* Set task
Restate the data word for word and leave the images out.

* Dataset

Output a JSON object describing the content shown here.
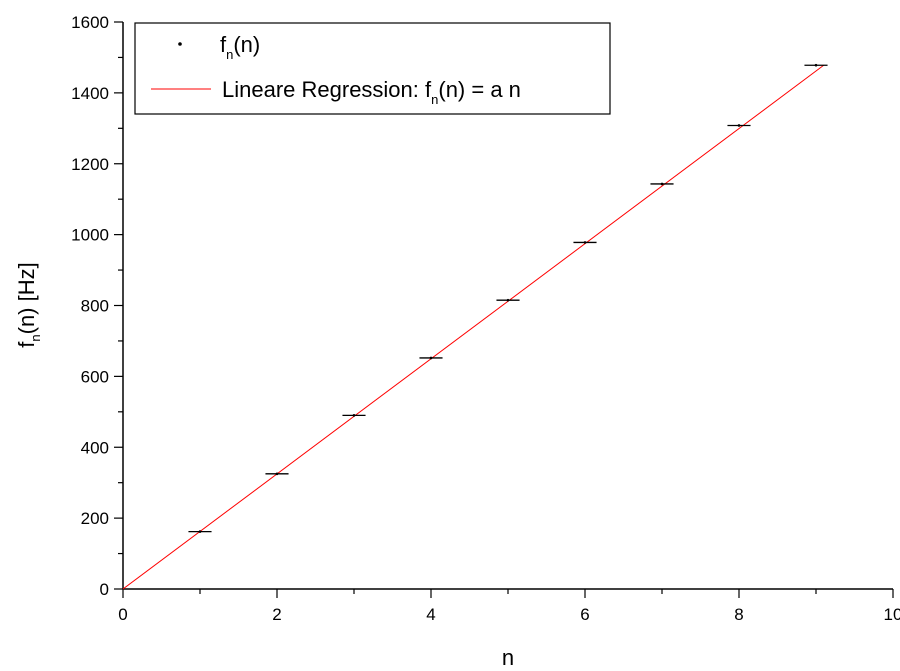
{
  "chart_data": {
    "type": "scatter",
    "xlabel": "n",
    "ylabel_main": "f",
    "ylabel_sub": "n",
    "ylabel_rest": "(n) [Hz]",
    "xlim": [
      0,
      10
    ],
    "ylim": [
      0,
      1600
    ],
    "xticks": [
      0,
      2,
      4,
      6,
      8,
      10
    ],
    "yticks": [
      0,
      200,
      400,
      600,
      800,
      1000,
      1200,
      1400,
      1600
    ],
    "grid": false,
    "legend_position": "top-left",
    "series": [
      {
        "name": "f_n(n)",
        "kind": "points",
        "marker": "dot-with-horizontal-errorbar",
        "x": [
          1,
          2,
          3,
          4,
          5,
          6,
          7,
          8,
          9
        ],
        "y": [
          162,
          325,
          490,
          652,
          815,
          978,
          1143,
          1308,
          1478
        ],
        "xerr": 0.15,
        "color": "#000000"
      },
      {
        "name": "Lineare Regression: f_n(n) = a n",
        "kind": "line",
        "x": [
          0,
          9.1
        ],
        "y": [
          0,
          1478
        ],
        "color": "#ff0000"
      }
    ],
    "legend": [
      {
        "main": "f",
        "sub": "n",
        "rest": "(n)",
        "symbol": "dot"
      },
      {
        "prefix": "Lineare Regression: ",
        "main": "f",
        "sub": "n",
        "rest": "(n) = a n",
        "symbol": "line"
      }
    ]
  }
}
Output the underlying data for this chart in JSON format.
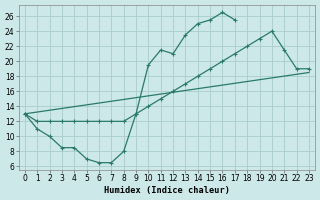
{
  "bg_color": "#cce8e8",
  "grid_color": "#aacccc",
  "line_color": "#2a7a6a",
  "xlabel": "Humidex (Indice chaleur)",
  "xlim": [
    -0.5,
    23.5
  ],
  "ylim": [
    5.5,
    27.5
  ],
  "xticks": [
    0,
    1,
    2,
    3,
    4,
    5,
    6,
    7,
    8,
    9,
    10,
    11,
    12,
    13,
    14,
    15,
    16,
    17,
    18,
    19,
    20,
    21,
    22,
    23
  ],
  "yticks": [
    6,
    8,
    10,
    12,
    14,
    16,
    18,
    20,
    22,
    24,
    26
  ],
  "line1_x": [
    0,
    1,
    2,
    3,
    4,
    5,
    6,
    7,
    8,
    9,
    10,
    11,
    12,
    13,
    14,
    15,
    16,
    17
  ],
  "line1_y": [
    13,
    11,
    10,
    8.5,
    8.5,
    7,
    6.5,
    6.5,
    8,
    13,
    19.5,
    21.5,
    21,
    23.5,
    25,
    25.5,
    26.5,
    25.5
  ],
  "line2_x": [
    0,
    23
  ],
  "line2_y": [
    13,
    18.5
  ],
  "line3_x": [
    0,
    1,
    2,
    3,
    4,
    5,
    6,
    7,
    8,
    9,
    10,
    11,
    12,
    13,
    14,
    15,
    16,
    17,
    18,
    19,
    20,
    21,
    22,
    23
  ],
  "line3_y": [
    13,
    12,
    12,
    12,
    12,
    12,
    12,
    12,
    12,
    13,
    14,
    15,
    16,
    17,
    18,
    19,
    20,
    21,
    22,
    23,
    24,
    21.5,
    19,
    19
  ]
}
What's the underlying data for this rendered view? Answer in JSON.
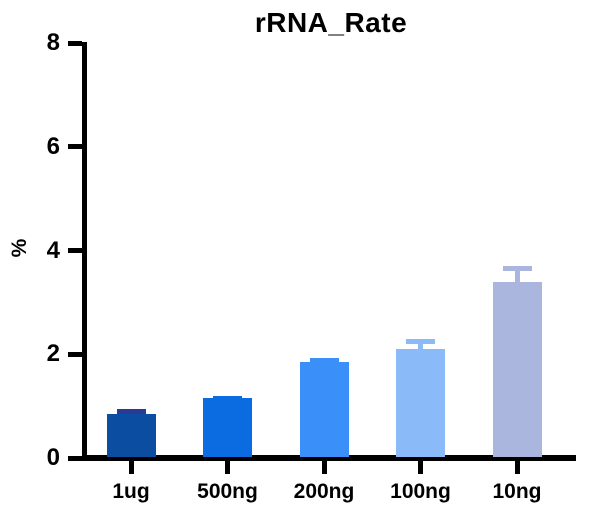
{
  "chart_data": {
    "type": "bar",
    "title": "rRNA_Rate",
    "xlabel": "",
    "ylabel": "%",
    "categories": [
      "1ug",
      "500ng",
      "200ng",
      "100ng",
      "10ng"
    ],
    "values": [
      0.85,
      1.15,
      1.85,
      2.1,
      3.4
    ],
    "errors": [
      0.1,
      0.05,
      0.08,
      0.2,
      0.3
    ],
    "bar_colors": [
      "#0b4da1",
      "#0a6ce0",
      "#3a90f8",
      "#8abaf8",
      "#aab6dd"
    ],
    "error_colors": [
      "#2a3b94",
      "#0a6ce0",
      "#3a90f8",
      "#8abaf8",
      "#aab6dd"
    ],
    "ylim": [
      0,
      8
    ],
    "yticks": [
      0,
      2,
      4,
      6,
      8
    ],
    "grid": false,
    "legend": null,
    "axis_color": "#000000",
    "background": "#ffffff"
  }
}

* Solution for this task
Output a JSON object describing the content shown here.
{
  "chart_data": {
    "type": "scatter",
    "xlabel": "n",
    "ylabel_main": "f",
    "ylabel_sub": "n",
    "ylabel_rest": "(n) [Hz]",
    "xlim": [
      0,
      10
    ],
    "ylim": [
      0,
      1600
    ],
    "xticks": [
      0,
      2,
      4,
      6,
      8,
      10
    ],
    "yticks": [
      0,
      200,
      400,
      600,
      800,
      1000,
      1200,
      1400,
      1600
    ],
    "grid": false,
    "legend_position": "top-left",
    "series": [
      {
        "name": "f_n(n)",
        "kind": "points",
        "marker": "dot-with-horizontal-errorbar",
        "x": [
          1,
          2,
          3,
          4,
          5,
          6,
          7,
          8,
          9
        ],
        "y": [
          162,
          325,
          490,
          652,
          815,
          978,
          1143,
          1308,
          1478
        ],
        "xerr": 0.15,
        "color": "#000000"
      },
      {
        "name": "Lineare Regression: f_n(n) = a n",
        "kind": "line",
        "x": [
          0,
          9.1
        ],
        "y": [
          0,
          1478
        ],
        "color": "#ff0000"
      }
    ],
    "legend": [
      {
        "main": "f",
        "sub": "n",
        "rest": "(n)",
        "symbol": "dot"
      },
      {
        "prefix": "Lineare Regression: ",
        "main": "f",
        "sub": "n",
        "rest": "(n) = a n",
        "symbol": "line"
      }
    ]
  }
}
Output the underlying data for this chart in JSON format.
{
  "bg_color": "#cce8e8",
  "grid_color": "#aacccc",
  "line_color": "#2a7a6a",
  "xlabel": "Humidex (Indice chaleur)",
  "xlim": [
    -0.5,
    23.5
  ],
  "ylim": [
    5.5,
    27.5
  ],
  "xticks": [
    0,
    1,
    2,
    3,
    4,
    5,
    6,
    7,
    8,
    9,
    10,
    11,
    12,
    13,
    14,
    15,
    16,
    17,
    18,
    19,
    20,
    21,
    22,
    23
  ],
  "yticks": [
    6,
    8,
    10,
    12,
    14,
    16,
    18,
    20,
    22,
    24,
    26
  ],
  "line1_x": [
    0,
    1,
    2,
    3,
    4,
    5,
    6,
    7,
    8,
    9,
    10,
    11,
    12,
    13,
    14,
    15,
    16,
    17
  ],
  "line1_y": [
    13,
    11,
    10,
    8.5,
    8.5,
    7,
    6.5,
    6.5,
    8,
    13,
    19.5,
    21.5,
    21,
    23.5,
    25,
    25.5,
    26.5,
    25.5
  ],
  "line2_x": [
    0,
    23
  ],
  "line2_y": [
    13,
    18.5
  ],
  "line3_x": [
    0,
    1,
    2,
    3,
    4,
    5,
    6,
    7,
    8,
    9,
    10,
    11,
    12,
    13,
    14,
    15,
    16,
    17,
    18,
    19,
    20,
    21,
    22,
    23
  ],
  "line3_y": [
    13,
    12,
    12,
    12,
    12,
    12,
    12,
    12,
    12,
    13,
    14,
    15,
    16,
    17,
    18,
    19,
    20,
    21,
    22,
    23,
    24,
    21.5,
    19,
    19
  ]
}
What's the underlying data for this rendered view? Answer in JSON.
{
  "chart_data": {
    "type": "bar",
    "title": "rRNA_Rate",
    "xlabel": "",
    "ylabel": "%",
    "categories": [
      "1ug",
      "500ng",
      "200ng",
      "100ng",
      "10ng"
    ],
    "values": [
      0.85,
      1.15,
      1.85,
      2.1,
      3.4
    ],
    "errors": [
      0.1,
      0.05,
      0.08,
      0.2,
      0.3
    ],
    "bar_colors": [
      "#0b4da1",
      "#0a6ce0",
      "#3a90f8",
      "#8abaf8",
      "#aab6dd"
    ],
    "error_colors": [
      "#2a3b94",
      "#0a6ce0",
      "#3a90f8",
      "#8abaf8",
      "#aab6dd"
    ],
    "ylim": [
      0,
      8
    ],
    "yticks": [
      0,
      2,
      4,
      6,
      8
    ],
    "grid": false,
    "legend": null,
    "axis_color": "#000000",
    "background": "#ffffff"
  }
}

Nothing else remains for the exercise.